====== Dataset entries

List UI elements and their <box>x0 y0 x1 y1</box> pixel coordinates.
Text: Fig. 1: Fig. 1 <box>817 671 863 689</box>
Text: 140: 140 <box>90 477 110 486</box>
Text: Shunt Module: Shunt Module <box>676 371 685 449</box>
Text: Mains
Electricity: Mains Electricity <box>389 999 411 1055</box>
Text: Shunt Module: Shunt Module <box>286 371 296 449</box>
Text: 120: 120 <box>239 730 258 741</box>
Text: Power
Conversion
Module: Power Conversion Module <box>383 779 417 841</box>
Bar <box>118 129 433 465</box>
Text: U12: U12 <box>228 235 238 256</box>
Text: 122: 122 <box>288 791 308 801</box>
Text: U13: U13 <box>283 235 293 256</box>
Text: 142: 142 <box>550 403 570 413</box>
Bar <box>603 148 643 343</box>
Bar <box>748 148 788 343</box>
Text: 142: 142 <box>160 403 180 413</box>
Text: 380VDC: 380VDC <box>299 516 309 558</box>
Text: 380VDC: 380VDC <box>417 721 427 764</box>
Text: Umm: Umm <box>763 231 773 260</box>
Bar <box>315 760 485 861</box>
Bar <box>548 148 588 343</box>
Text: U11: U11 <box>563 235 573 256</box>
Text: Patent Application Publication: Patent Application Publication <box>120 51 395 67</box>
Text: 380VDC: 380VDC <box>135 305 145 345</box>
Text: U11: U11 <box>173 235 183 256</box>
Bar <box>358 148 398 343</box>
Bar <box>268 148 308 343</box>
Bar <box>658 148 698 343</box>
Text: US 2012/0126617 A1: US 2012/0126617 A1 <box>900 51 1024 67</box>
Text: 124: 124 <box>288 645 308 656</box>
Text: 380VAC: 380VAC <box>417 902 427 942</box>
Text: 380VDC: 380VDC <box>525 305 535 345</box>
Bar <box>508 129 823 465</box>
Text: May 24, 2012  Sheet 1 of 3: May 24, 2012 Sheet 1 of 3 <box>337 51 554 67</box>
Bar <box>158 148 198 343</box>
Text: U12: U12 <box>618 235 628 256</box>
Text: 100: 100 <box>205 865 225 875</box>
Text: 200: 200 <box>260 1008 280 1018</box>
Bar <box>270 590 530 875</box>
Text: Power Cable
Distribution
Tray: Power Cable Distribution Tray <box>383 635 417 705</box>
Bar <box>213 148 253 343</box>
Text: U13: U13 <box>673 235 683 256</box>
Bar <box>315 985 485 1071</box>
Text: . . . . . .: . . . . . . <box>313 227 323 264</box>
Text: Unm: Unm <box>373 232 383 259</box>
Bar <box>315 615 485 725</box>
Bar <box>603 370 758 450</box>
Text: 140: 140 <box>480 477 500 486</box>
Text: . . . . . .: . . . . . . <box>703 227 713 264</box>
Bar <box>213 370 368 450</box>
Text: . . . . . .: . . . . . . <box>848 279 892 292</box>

============

Recast all of the data above as a JSON list of strings, with one string for each line and blank lines left out.

Worked solution:
[
  "List UI elements and their <box>x0 y0 x1 y1</box> pixel coordinates.",
  "Text: Fig. 1: Fig. 1 <box>817 671 863 689</box>",
  "Text: 140: 140 <box>90 477 110 486</box>",
  "Text: Shunt Module: Shunt Module <box>676 371 685 449</box>",
  "Text: Mains",
  "Electricity: Mains Electricity <box>389 999 411 1055</box>",
  "Text: Shunt Module: Shunt Module <box>286 371 296 449</box>",
  "Text: 120: 120 <box>239 730 258 741</box>",
  "Text: Power",
  "Conversion",
  "Module: Power Conversion Module <box>383 779 417 841</box>",
  "Bar <box>118 129 433 465</box>",
  "Text: U12: U12 <box>228 235 238 256</box>",
  "Text: 122: 122 <box>288 791 308 801</box>",
  "Text: U13: U13 <box>283 235 293 256</box>",
  "Text: 142: 142 <box>550 403 570 413</box>",
  "Bar <box>603 148 643 343</box>",
  "Bar <box>748 148 788 343</box>",
  "Text: 142: 142 <box>160 403 180 413</box>",
  "Text: 380VDC: 380VDC <box>299 516 309 558</box>",
  "Text: 380VDC: 380VDC <box>417 721 427 764</box>",
  "Text: Umm: Umm <box>763 231 773 260</box>",
  "Bar <box>315 760 485 861</box>",
  "Bar <box>548 148 588 343</box>",
  "Text: U11: U11 <box>563 235 573 256</box>",
  "Text: Patent Application Publication: Patent Application Publication <box>120 51 395 67</box>",
  "Text: 380VDC: 380VDC <box>135 305 145 345</box>",
  "Text: U11: U11 <box>173 235 183 256</box>",
  "Bar <box>358 148 398 343</box>",
  "Bar <box>268 148 308 343</box>",
  "Bar <box>658 148 698 343</box>",
  "Text: US 2012/0126617 A1: US 2012/0126617 A1 <box>900 51 1024 67</box>",
  "Text: 124: 124 <box>288 645 308 656</box>",
  "Text: 380VAC: 380VAC <box>417 902 427 942</box>",
  "Text: 380VDC: 380VDC <box>525 305 535 345</box>",
  "Bar <box>508 129 823 465</box>",
  "Text: May 24, 2012  Sheet 1 of 3: May 24, 2012 Sheet 1 of 3 <box>337 51 554 67</box>",
  "Bar <box>158 148 198 343</box>",
  "Text: U12: U12 <box>618 235 628 256</box>",
  "Text: 100: 100 <box>205 865 225 875</box>",
  "Text: 200: 200 <box>260 1008 280 1018</box>",
  "Bar <box>270 590 530 875</box>",
  "Text: Power Cable",
  "Distribution",
  "Tray: Power Cable Distribution Tray <box>383 635 417 705</box>",
  "Bar <box>213 148 253 343</box>",
  "Text: U13: U13 <box>673 235 683 256</box>",
  "Bar <box>315 985 485 1071</box>",
  "Text: . . . . . .: . . . . . . <box>313 227 323 264</box>",
  "Text: Unm: Unm <box>373 232 383 259</box>",
  "Bar <box>315 615 485 725</box>",
  "Bar <box>603 370 758 450</box>",
  "Text: 140: 140 <box>480 477 500 486</box>",
  "Text: . . . . . .: . . . . . . <box>703 227 713 264</box>",
  "Bar <box>213 370 368 450</box>",
  "Text: . . . . . .: . . . . . . <box>848 279 892 292</box>"
]